Problem requirements: Lines that include the word "AGTC" are the ones to copy.

== Material for this task ==

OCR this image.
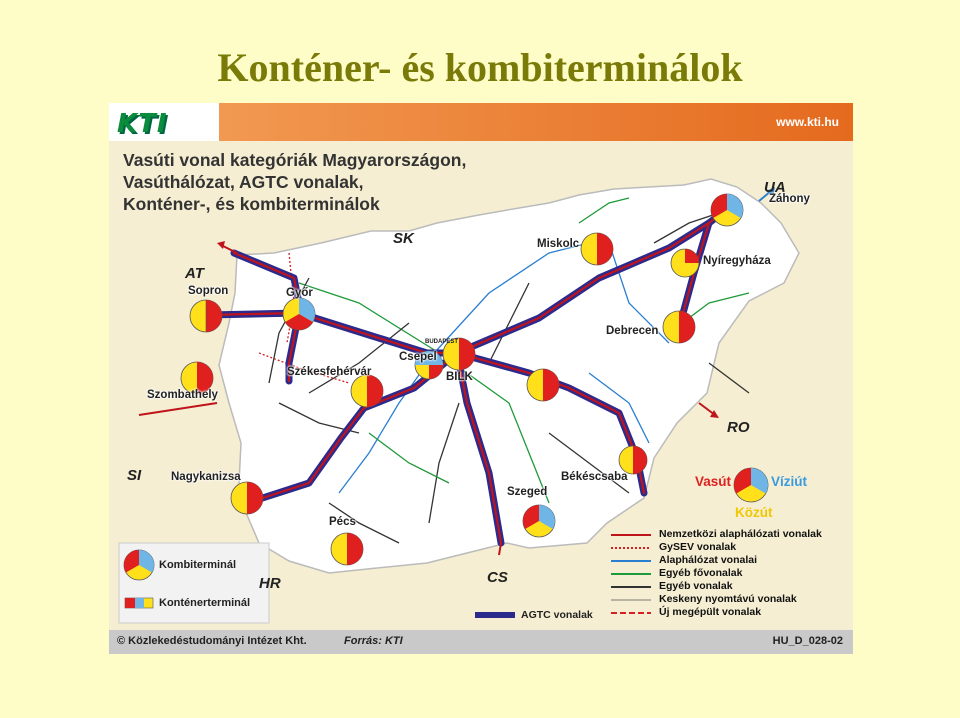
Konténer- és kombiterminálok
KTI	www.kti.hu
Vasúti vonal kategóriák Magyarországon,
Vasúthálózat, AGTC vonalak,
Konténer-, és kombiterminálok
SK
UA
AT
RO
SI
HR	CS
Sopron	Győr
Miskolc
Záhony
Nyíregyháza
Debrecen
Csepel
BUDAPEST
BILK
Székesfehérvár
Szombathely
Nagykanizsa
Pécs
Szeged
Békéscsaba	Vasút	Víziút
Közút
Nemzetközi alaphálózati vonalak
GySEV vonalak
Alaphálózat vonalai
Egyéb fővonalak
Egyéb vonalak
Keskeny nyomtávú vonalak
Új megépült vonalak
AGTC vonalak
Kombiterminál
Konténerterminál
© Közlekedéstudományi Intézet Kht.	Forrás: KTI	HU_D_028-02
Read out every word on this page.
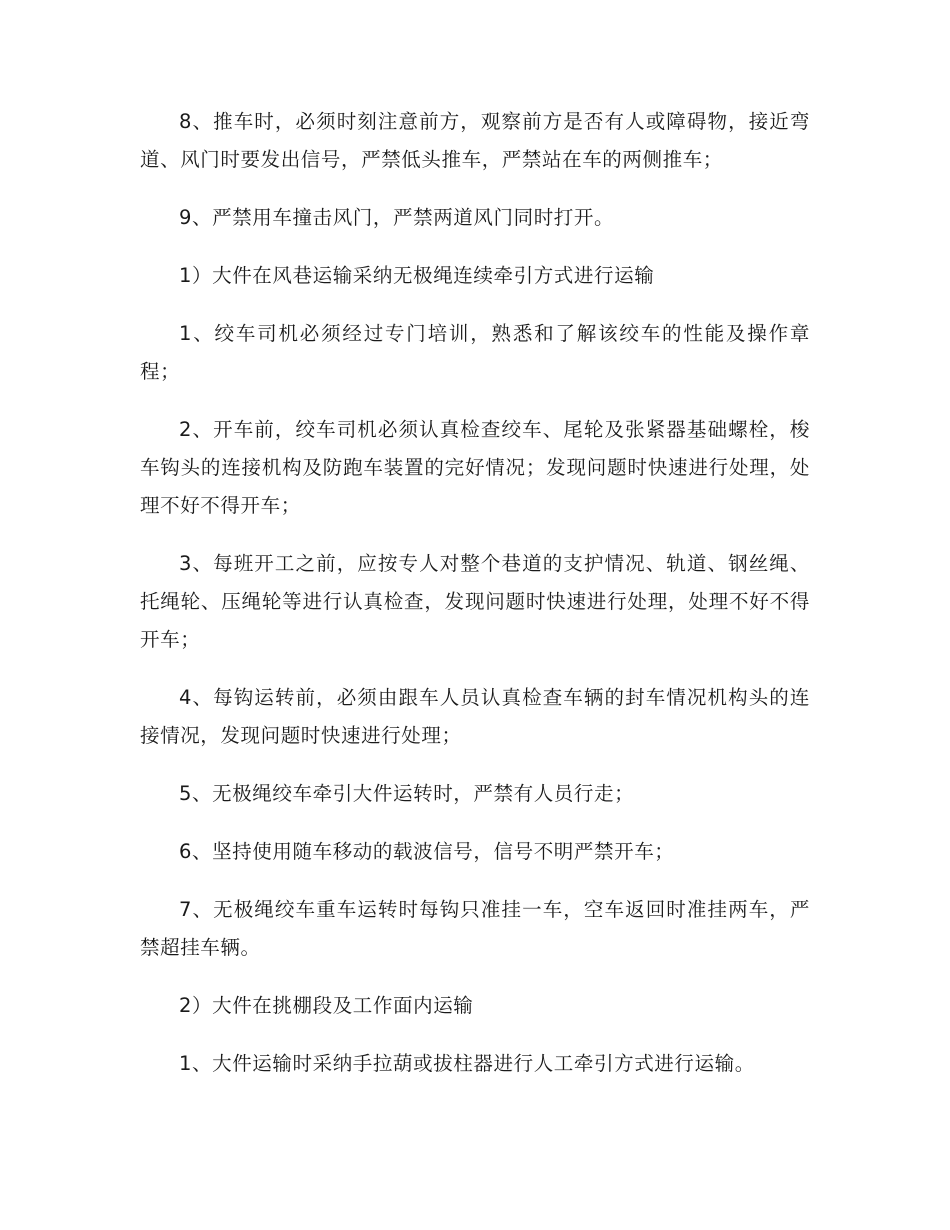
8、推车时，必须时刻注意前方，观察前方是否有人或障碍物，接近弯道、风门时要发出信号，严禁低头推车，严禁站在车的两侧推车；

9、严禁用车撞击风门，严禁两道风门同时打开。

1）大件在风巷运输采纳无极绳连续牵引方式进行运输

1、绞车司机必须经过专门培训，熟悉和了解该绞车的性能及操作章程；

2、开车前，绞车司机必须认真检查绞车、尾轮及张紧器基础螺栓，梭车钩头的连接机构及防跑车装置的完好情况；发现问题时快速进行处理，处理不好不得开车；

3、每班开工之前，应按专人对整个巷道的支护情况、轨道、钢丝绳、托绳轮、压绳轮等进行认真检查，发现问题时快速进行处理，处理不好不得开车；

4、每钩运转前，必须由跟车人员认真检查车辆的封车情况机构头的连接情况，发现问题时快速进行处理；

5、无极绳绞车牵引大件运转时，严禁有人员行走；

6、坚持使用随车移动的载波信号，信号不明严禁开车；

7、无极绳绞车重车运转时每钩只准挂一车，空车返回时准挂两车，严禁超挂车辆。

2）大件在挑棚段及工作面内运输

1、大件运输时采纳手拉葫或拔柱器进行人工牵引方式进行运输。
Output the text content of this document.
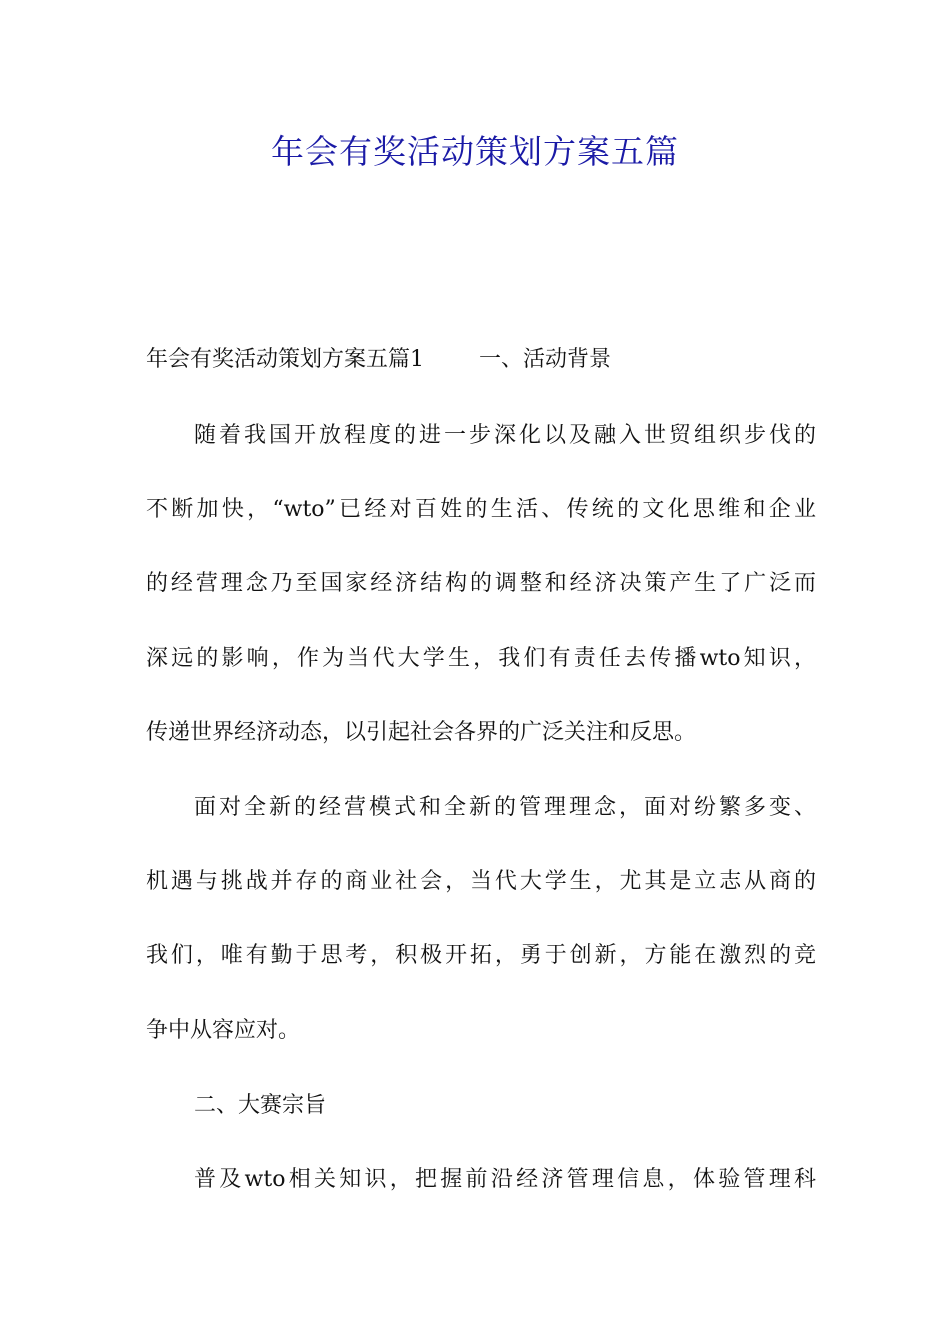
年会有奖活动策划方案五篇

年会有奖活动策划方案五篇1	一、活动背景

随着我国开放程度的进一步深化以及融入世贸组织步伐的

不断加快，“wto”已经对百姓的生活、传统的文化思维和企业

的经营理念乃至国家经济结构的调整和经济决策产生了广泛而

深远的影响，作为当代大学生，我们有责任去传播wto知识，

传递世界经济动态，以引起社会各界的广泛关注和反思。

面对全新的经营模式和全新的管理理念，面对纷繁多变、

机遇与挑战并存的商业社会，当代大学生，尤其是立志从商的

我们，唯有勤于思考，积极开拓，勇于创新，方能在激烈的竞

争中从容应对。

二、大赛宗旨

普及wto相关知识，把握前沿经济管理信息，体验管理科
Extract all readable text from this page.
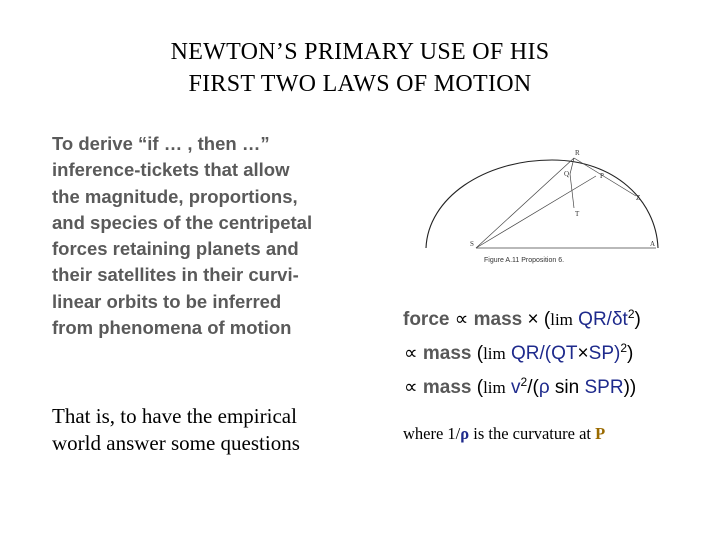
NEWTON’S PRIMARY USE OF HIS
FIRST TWO LAWS OF MOTION
To derive “if … , then …”
inference-tickets that allow
the magnitude, proportions,
and species of the centripetal
forces retaining planets and
their satellites in their curvi-
linear orbits to be inferred
from phenomena of motion
That is, to have the empirical
world answer some questions
R
Q	P
T
Z
S	A
Figure A.11 Proposition 6.
force ∝ mass × (lim $QR/\delta t^2$)
∝ mass (lim $QR/(QT\times SP)^2$)
∝ mass (lim $v^2/(\rho$ sin SPR))
where 1/ρ is the curvature at P
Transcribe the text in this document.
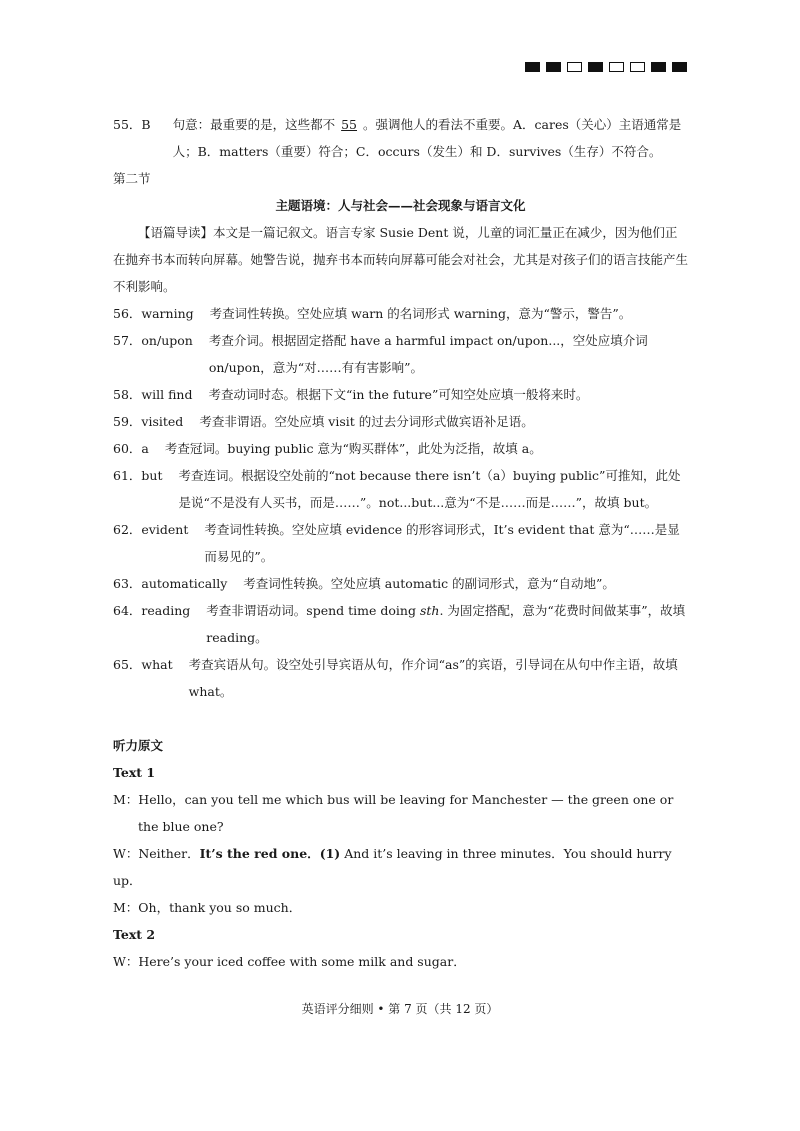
55．B	句意：最重要的是，这些都不 55 。强调他人的看法不重要。A．cares（关心）主语通常是人；B．matters（重要）符合；C．occurs（发生）和 D．survives（生存）不符合。

第二节

主题语境：人与社会——社会现象与语言文化

【语篇导读】本文是一篇记叙文。语言专家 Susie Dent 说，儿童的词汇量正在减少，因为他们正在抛弃书本而转向屏幕。她警告说，抛弃书本而转向屏幕可能会对社会，尤其是对孩子们的语言技能产生不利影响。

56．warning	考查词性转换。空处应填 warn 的名词形式 warning，意为“警示，警告”。
57．on/upon	考查介词。根据固定搭配 have a harmful impact on/upon...，空处应填介词 on/upon，意为“对……有有害影响”。
58．will find	考查动词时态。根据下文“in the future”可知空处应填一般将来时。
59．visited	考查非谓语。空处应填 visit 的过去分词形式做宾语补足语。
60．a	考查冠词。buying public 意为“购买群体”，此处为泛指，故填 a。
61．but	考查连词。根据设空处前的“not because there isn’t（a）buying public”可推知，此处是说“不是没有人买书，而是……”。not...but...意为“不是……而是……”，故填 but。
62．evident	考查词性转换。空处应填 evidence 的形容词形式，It’s evident that 意为“……是显而易见的”。
63．automatically	考查词性转换。空处应填 automatic 的副词形式，意为“自动地”。
64．reading	考查非谓语动词。spend time doing sth. 为固定搭配，意为“花费时间做某事”，故填 reading。
65．what	考查宾语从句。设空处引导宾语从句，作介词“as”的宾语，引导词在从句中作主语，故填 what。

听力原文

Text 1

M：Hello，can you tell me which bus will be leaving for Manchester — the green one or the blue one?

W：Neither．It’s the red one．(1) And it’s leaving in three minutes．You should hurry up．

M：Oh，thank you so much．

Text 2

W：Here’s your iced coffee with some milk and sugar．

英语评分细则 • 第 7 页（共 12 页）
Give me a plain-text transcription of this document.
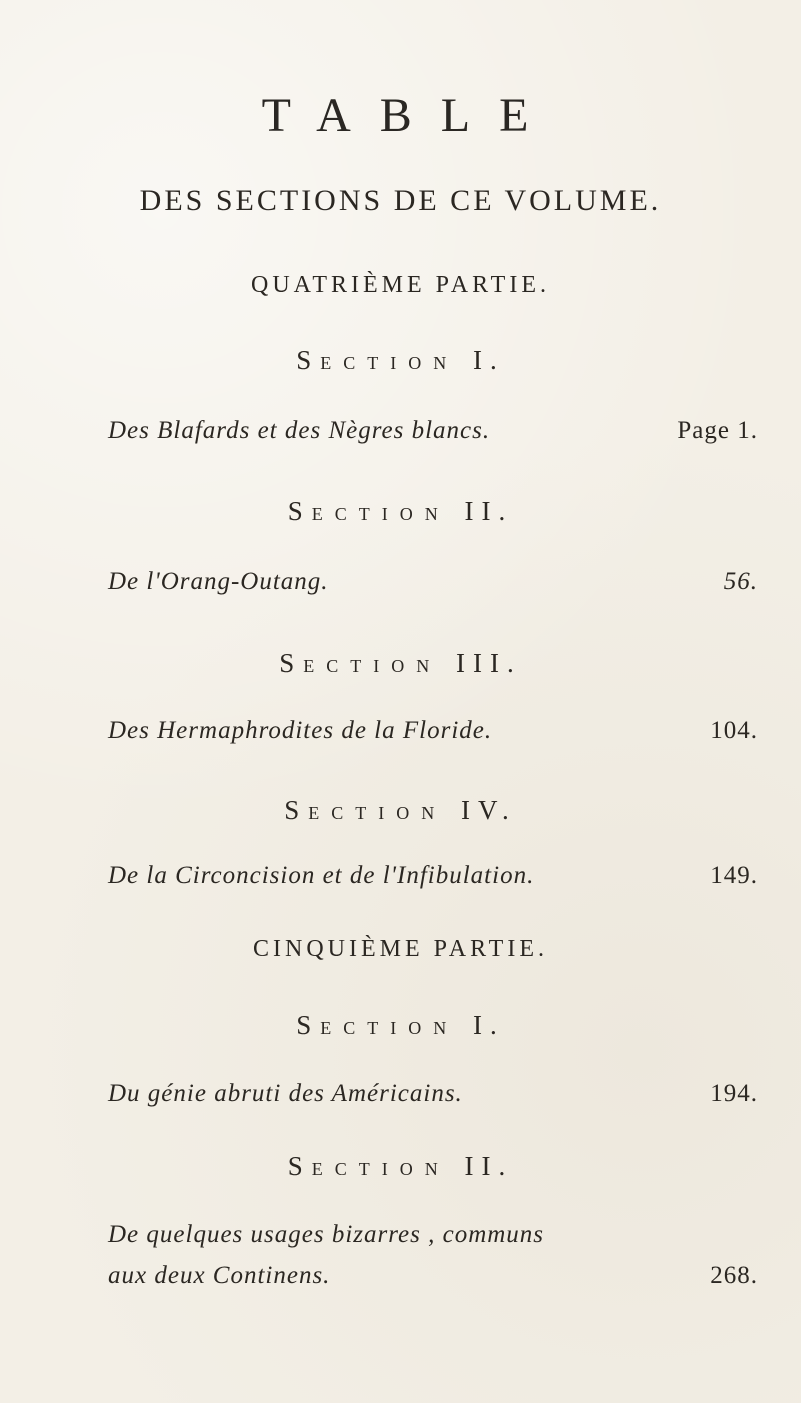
TABLE
DES SECTIONS DE CE VOLUME.
QUATRIÈME PARTIE.
SECTION I.
Des Blafards et des Nègres blancs.	Page 1.
SECTION II.
De l'Orang-Outang.	56.
SECTION III.
Des Hermaphrodites de la Floride.	104.
SECTION IV.
De la Circoncision et de l'Infibulation.	149.
CINQUIÈME PARTIE.
SECTION I.
Du génie abruti des Américains.	194.
SECTION II.
De quelques usages bizarres , communs
aux deux Continens.	268.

===

Exercise output:
Vasúthálózat, AGTC vonalak,
AGTC vonalak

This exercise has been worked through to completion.